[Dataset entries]
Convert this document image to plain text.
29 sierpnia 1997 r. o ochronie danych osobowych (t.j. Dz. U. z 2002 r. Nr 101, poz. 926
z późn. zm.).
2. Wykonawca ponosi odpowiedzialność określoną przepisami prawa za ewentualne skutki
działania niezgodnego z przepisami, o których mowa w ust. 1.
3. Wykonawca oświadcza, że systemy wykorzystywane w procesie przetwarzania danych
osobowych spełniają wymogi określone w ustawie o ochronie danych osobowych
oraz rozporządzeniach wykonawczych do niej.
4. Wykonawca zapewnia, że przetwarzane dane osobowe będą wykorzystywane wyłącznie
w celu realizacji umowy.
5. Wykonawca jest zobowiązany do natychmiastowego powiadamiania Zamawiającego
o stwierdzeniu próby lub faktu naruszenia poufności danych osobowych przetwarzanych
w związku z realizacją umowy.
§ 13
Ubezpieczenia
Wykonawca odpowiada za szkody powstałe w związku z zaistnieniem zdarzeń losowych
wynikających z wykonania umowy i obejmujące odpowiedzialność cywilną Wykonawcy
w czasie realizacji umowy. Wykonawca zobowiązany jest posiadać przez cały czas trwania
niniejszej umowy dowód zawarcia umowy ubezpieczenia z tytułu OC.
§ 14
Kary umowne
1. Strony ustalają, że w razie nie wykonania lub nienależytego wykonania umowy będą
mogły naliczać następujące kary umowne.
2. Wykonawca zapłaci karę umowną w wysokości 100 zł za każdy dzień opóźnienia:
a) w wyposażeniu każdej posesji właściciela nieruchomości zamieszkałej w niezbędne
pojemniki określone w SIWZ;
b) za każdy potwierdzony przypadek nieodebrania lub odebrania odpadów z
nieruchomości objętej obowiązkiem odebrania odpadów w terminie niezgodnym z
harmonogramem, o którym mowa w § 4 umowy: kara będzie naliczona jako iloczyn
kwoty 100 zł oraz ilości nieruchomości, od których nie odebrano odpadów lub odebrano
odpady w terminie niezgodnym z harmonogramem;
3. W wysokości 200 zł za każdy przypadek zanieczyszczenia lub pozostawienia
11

* What you should do *
Your answer should be one number: how many lines of the listing include the word "ochronie".

* Solution for this task *
2